Written instruction = Copy each line below in which the word "Випиши" occurs.
┌─ Data
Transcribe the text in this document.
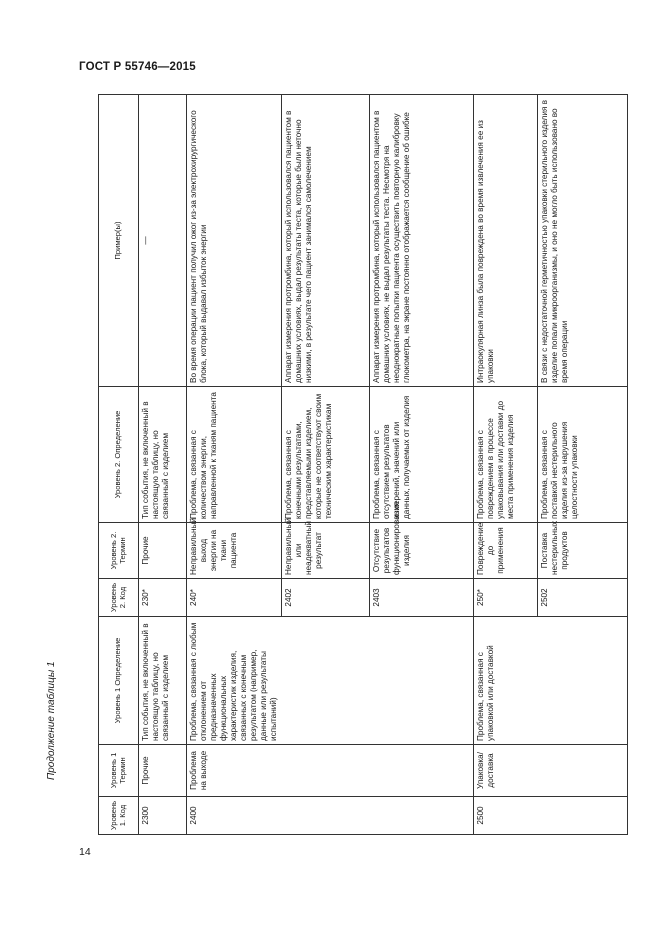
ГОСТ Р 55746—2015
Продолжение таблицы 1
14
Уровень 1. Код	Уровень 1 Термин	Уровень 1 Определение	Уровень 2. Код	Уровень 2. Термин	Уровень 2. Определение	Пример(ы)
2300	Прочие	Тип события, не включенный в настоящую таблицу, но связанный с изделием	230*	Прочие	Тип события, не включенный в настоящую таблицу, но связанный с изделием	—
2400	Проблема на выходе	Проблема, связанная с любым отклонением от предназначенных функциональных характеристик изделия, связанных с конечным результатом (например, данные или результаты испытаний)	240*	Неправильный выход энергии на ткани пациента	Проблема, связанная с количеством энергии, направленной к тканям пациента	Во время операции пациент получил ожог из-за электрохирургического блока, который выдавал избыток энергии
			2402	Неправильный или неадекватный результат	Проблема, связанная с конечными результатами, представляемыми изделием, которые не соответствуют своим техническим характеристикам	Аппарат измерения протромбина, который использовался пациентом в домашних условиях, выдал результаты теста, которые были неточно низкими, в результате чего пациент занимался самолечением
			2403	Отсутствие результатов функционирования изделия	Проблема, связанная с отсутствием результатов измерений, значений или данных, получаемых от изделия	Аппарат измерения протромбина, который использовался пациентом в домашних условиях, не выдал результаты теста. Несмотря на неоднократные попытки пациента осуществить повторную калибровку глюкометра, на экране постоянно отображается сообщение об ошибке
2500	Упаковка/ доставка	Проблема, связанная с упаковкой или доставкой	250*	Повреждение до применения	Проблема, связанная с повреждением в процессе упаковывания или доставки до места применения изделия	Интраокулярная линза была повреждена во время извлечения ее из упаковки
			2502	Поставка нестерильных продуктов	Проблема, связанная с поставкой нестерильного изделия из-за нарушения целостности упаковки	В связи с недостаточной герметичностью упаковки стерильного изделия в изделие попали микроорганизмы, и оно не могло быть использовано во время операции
└─
┌─ Data
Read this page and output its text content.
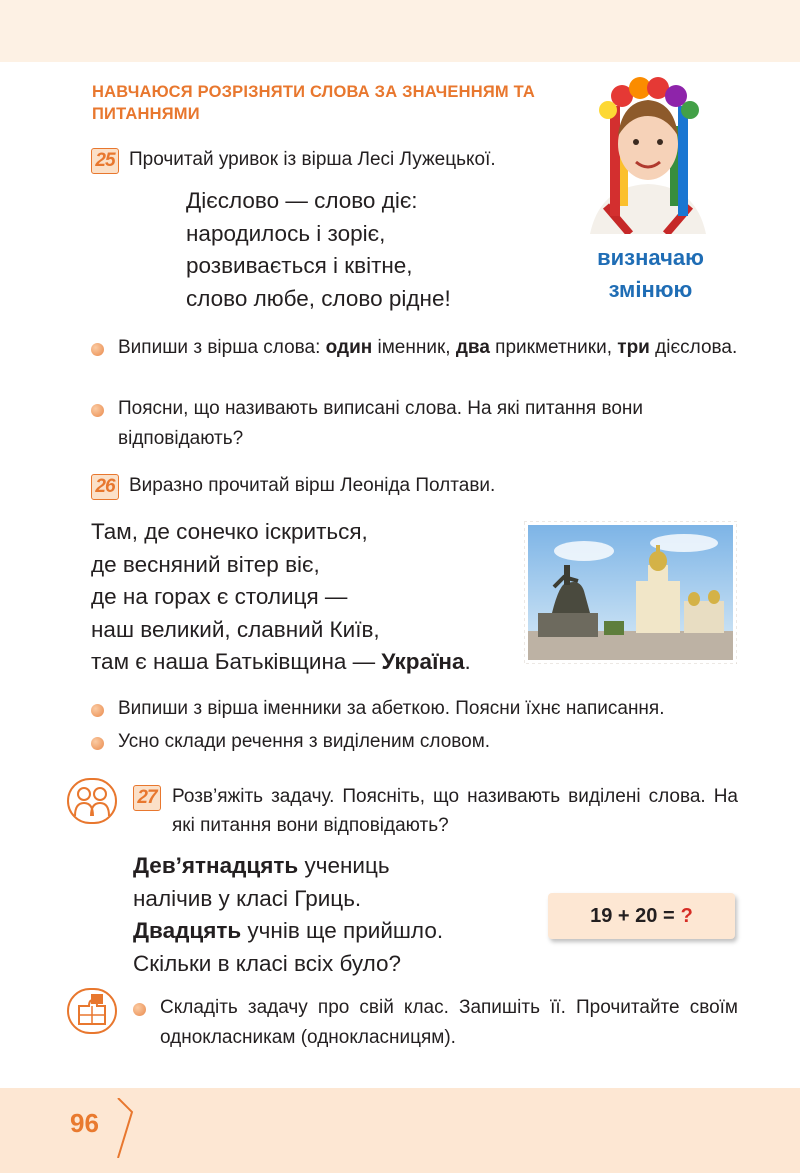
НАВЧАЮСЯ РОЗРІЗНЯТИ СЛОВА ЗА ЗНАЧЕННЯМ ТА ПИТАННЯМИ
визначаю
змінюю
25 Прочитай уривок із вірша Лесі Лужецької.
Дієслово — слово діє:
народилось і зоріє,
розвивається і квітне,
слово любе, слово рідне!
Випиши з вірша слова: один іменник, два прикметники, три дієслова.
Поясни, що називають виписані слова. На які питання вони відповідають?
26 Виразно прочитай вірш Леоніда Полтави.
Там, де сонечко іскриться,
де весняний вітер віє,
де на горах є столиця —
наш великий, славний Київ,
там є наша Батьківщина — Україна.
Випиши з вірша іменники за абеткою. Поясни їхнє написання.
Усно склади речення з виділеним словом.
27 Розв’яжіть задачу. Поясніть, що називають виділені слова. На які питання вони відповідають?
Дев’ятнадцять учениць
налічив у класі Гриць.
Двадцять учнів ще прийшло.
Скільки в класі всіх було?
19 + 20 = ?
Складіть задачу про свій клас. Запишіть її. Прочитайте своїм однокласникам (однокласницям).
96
└─
Written response =
Випиши з вірша слова: один іменник, два прикметники, три дієслова.
Випиши з вірша іменники за абеткою. Поясни їхнє написання.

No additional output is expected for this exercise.